# [Exercise objective]
The listing below should be copied in full, word for word.

-- start of Entries --

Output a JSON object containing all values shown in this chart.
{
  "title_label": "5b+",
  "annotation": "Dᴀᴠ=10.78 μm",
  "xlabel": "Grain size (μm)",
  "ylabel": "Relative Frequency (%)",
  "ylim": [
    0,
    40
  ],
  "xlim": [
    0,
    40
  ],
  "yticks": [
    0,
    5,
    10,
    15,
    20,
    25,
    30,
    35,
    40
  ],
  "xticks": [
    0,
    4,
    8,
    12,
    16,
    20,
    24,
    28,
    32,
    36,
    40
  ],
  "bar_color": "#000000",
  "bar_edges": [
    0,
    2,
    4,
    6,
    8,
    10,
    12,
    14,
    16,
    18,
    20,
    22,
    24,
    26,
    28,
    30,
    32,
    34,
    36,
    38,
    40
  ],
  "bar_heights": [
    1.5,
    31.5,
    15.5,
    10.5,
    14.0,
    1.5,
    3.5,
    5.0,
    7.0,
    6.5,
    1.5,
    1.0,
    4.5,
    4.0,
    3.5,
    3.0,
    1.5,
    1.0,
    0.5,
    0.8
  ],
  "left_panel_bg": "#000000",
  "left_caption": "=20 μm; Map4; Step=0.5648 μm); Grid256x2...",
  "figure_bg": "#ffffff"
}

-- end of Entries --

# [Problem solution]
Output a JSON object containing all values shown in this chart.
{
  "title_label": "5b+",
  "annotation": "Dᴀᴠ=10.78 μm",
  "xlabel": "Grain size (μm)",
  "ylabel": "Relative Frequency (%)",
  "ylim": [
    0,
    40
  ],
  "xlim": [
    0,
    40
  ],
  "yticks": [
    0,
    5,
    10,
    15,
    20,
    25,
    30,
    35,
    40
  ],
  "xticks": [
    0,
    4,
    8,
    12,
    16,
    20,
    24,
    28,
    32,
    36,
    40
  ],
  "bar_color": "#000000",
  "bar_edges": [
    0,
    2,
    4,
    6,
    8,
    10,
    12,
    14,
    16,
    18,
    20,
    22,
    24,
    26,
    28,
    30,
    32,
    34,
    36,
    38,
    40
  ],
  "bar_heights": [
    1.5,
    31.5,
    15.5,
    10.5,
    14.0,
    1.5,
    3.5,
    5.0,
    7.0,
    6.5,
    1.5,
    1.0,
    4.5,
    4.0,
    3.5,
    3.0,
    1.5,
    1.0,
    0.5,
    0.8
  ],
  "left_panel_bg": "#000000",
  "left_caption": "=20 μm; Map4; Step=0.5648 μm); Grid256x2...",
  "figure_bg": "#ffffff"
}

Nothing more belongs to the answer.